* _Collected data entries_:

##############################

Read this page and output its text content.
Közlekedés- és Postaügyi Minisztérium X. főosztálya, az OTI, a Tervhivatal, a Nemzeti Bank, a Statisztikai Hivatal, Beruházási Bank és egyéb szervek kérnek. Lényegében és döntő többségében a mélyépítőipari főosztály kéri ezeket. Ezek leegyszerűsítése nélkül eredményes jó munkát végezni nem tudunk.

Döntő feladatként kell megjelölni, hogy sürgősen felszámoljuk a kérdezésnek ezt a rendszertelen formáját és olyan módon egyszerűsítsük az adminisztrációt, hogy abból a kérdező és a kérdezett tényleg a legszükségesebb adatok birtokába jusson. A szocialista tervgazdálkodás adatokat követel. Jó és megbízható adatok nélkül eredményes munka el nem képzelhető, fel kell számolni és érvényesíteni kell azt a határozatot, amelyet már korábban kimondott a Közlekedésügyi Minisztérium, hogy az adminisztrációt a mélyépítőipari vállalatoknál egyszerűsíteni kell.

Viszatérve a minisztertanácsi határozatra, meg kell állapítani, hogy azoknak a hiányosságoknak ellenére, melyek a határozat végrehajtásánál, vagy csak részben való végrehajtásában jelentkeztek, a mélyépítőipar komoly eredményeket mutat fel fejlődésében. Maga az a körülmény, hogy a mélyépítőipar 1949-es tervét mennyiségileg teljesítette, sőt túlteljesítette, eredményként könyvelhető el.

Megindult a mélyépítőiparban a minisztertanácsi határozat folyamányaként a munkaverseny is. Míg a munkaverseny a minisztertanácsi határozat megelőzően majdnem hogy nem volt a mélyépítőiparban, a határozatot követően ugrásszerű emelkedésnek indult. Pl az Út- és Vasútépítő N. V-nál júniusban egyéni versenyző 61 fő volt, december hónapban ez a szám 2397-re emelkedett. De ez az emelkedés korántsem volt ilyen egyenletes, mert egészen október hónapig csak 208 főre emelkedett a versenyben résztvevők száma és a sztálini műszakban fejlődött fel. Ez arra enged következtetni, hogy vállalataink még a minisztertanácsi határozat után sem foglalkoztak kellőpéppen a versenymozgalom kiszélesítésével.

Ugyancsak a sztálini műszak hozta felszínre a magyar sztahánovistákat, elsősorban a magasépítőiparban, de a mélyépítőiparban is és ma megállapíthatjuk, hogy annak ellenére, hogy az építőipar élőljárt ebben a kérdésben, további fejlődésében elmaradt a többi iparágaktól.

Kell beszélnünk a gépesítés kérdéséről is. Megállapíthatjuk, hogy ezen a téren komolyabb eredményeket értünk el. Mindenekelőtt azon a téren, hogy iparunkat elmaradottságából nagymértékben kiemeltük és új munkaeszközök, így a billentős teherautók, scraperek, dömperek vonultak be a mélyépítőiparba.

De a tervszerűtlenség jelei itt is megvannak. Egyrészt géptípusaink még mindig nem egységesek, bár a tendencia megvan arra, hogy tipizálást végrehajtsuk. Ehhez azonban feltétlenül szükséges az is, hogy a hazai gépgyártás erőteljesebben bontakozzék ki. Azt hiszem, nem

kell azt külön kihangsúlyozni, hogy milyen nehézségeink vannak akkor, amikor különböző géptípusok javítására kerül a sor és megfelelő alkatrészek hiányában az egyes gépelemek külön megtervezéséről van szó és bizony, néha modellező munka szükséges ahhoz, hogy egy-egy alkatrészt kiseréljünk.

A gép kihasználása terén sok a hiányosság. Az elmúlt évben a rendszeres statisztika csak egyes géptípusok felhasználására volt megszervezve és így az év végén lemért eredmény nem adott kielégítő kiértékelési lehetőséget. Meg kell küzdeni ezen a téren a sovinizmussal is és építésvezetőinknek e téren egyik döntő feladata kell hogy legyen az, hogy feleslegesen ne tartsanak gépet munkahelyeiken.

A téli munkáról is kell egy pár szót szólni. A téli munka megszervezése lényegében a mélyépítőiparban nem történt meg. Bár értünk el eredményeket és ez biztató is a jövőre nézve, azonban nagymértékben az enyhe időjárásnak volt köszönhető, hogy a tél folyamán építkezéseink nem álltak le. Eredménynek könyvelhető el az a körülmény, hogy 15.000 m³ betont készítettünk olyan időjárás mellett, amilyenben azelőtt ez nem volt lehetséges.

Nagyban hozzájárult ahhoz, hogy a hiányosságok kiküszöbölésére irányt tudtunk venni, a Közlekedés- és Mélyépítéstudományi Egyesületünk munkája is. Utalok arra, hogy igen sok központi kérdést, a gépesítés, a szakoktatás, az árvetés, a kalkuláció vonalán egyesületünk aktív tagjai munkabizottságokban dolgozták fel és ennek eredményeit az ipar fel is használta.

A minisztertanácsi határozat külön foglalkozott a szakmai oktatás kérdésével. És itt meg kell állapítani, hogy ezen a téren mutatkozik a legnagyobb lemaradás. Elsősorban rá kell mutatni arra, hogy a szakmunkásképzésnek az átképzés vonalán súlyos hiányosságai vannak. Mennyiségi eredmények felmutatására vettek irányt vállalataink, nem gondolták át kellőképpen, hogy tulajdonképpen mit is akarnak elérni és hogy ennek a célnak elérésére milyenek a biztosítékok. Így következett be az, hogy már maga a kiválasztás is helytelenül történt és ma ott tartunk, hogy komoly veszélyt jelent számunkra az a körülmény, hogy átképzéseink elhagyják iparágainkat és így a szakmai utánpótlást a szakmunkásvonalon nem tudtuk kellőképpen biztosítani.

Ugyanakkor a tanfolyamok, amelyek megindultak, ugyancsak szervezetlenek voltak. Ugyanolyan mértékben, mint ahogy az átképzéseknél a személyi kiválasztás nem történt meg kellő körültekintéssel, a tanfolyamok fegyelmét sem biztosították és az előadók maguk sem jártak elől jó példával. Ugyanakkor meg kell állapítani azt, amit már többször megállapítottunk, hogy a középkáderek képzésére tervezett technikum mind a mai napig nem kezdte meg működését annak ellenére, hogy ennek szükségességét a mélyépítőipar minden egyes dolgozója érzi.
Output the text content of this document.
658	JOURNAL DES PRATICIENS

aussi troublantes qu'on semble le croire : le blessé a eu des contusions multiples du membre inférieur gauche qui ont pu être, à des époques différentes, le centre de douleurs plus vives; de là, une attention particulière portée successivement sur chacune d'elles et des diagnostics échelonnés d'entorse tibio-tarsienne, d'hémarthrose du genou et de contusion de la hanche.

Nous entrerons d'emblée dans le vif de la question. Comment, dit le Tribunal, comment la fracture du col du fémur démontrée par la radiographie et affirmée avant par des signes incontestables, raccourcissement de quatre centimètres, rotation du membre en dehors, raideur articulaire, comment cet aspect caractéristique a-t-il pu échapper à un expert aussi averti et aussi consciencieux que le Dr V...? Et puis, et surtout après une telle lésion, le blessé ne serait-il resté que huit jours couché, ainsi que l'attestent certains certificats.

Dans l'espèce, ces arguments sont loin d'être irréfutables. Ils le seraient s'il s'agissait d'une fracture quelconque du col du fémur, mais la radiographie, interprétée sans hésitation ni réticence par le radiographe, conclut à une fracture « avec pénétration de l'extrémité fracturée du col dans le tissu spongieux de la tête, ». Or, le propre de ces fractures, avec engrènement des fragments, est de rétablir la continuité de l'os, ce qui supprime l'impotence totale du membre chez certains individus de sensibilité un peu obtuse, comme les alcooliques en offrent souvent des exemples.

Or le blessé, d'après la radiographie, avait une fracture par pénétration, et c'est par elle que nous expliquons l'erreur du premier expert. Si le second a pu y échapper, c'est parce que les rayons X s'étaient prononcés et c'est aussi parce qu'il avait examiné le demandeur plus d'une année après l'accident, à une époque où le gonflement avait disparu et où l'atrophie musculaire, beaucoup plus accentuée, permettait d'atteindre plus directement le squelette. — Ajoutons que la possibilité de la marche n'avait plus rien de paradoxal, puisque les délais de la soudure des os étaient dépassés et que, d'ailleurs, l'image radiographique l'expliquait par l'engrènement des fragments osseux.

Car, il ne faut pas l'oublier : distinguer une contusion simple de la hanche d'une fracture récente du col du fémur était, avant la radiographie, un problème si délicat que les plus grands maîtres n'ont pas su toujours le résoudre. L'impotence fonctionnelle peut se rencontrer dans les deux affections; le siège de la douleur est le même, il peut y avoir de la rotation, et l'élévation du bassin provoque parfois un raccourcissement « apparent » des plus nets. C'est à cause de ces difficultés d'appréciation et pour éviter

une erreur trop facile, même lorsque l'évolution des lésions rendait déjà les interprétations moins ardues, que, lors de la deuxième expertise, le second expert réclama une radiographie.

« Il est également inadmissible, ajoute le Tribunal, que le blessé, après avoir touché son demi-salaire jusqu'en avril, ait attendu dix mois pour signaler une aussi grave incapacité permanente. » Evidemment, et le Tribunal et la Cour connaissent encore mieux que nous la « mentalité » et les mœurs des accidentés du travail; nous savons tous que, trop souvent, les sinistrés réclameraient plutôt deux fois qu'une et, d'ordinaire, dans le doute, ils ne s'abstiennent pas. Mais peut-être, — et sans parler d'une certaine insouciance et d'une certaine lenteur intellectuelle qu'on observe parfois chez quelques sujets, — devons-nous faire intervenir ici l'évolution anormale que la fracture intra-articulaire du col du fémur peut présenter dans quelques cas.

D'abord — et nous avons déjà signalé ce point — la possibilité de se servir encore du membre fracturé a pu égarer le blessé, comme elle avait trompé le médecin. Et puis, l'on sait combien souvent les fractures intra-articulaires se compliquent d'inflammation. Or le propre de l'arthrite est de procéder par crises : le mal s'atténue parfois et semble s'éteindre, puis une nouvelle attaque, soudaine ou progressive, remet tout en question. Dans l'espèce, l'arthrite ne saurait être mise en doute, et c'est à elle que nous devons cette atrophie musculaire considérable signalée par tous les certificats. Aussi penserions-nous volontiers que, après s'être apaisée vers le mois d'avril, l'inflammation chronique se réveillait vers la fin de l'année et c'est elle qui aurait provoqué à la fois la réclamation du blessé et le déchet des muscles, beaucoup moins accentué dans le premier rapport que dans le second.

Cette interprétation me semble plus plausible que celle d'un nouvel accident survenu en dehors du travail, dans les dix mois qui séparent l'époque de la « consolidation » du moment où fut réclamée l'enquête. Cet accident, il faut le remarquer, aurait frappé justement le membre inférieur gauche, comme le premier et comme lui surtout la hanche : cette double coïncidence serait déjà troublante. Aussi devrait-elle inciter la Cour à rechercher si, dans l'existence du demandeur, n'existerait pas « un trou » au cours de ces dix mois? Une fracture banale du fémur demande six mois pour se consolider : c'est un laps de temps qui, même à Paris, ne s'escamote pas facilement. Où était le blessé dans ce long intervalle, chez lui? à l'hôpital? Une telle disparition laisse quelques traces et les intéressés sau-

##############################

Show all lines from the records above where the word "fragments" occurs.

* _Reply to the exercise_:
Dans l'espèce, ces arguments sont loin d'être irréfutables. Ils le seraient s'il s'agissait d'une fracture quelconque du col du fémur, mais la radiographie, interprétée sans hésitation ni réticence par le radiographe, conclut à une fracture « avec pénétration de l'extrémité fracturée du col dans le tissu spongieux de la tête, ». Or, le propre de ces fractures, avec engrènement des fragments, est de rétablir la continuité de l'os, ce qui supprime l'impotence totale du membre chez certains individus de sensibilité un peu obtuse, comme les alcooliques en offrent souvent des exemples.
Or le blessé, d'après la radiographie, avait une fracture par pénétration, et c'est par elle que nous expliquons l'erreur du premier expert. Si le second a pu y échapper, c'est parce que les rayons X s'étaient prononcés et c'est aussi parce qu'il avait examiné le demandeur plus d'une année après l'accident, à une époque où le gonflement avait disparu et où l'atrophie musculaire, beaucoup plus accentuée, permettait d'atteindre plus directement le squelette. — Ajoutons que la possibilité de la marche n'avait plus rien de paradoxal, puisque les délais de la soudure des os étaient dépassés et que, d'ailleurs, l'image radiographique l'expliquait par l'engrènement des fragments osseux.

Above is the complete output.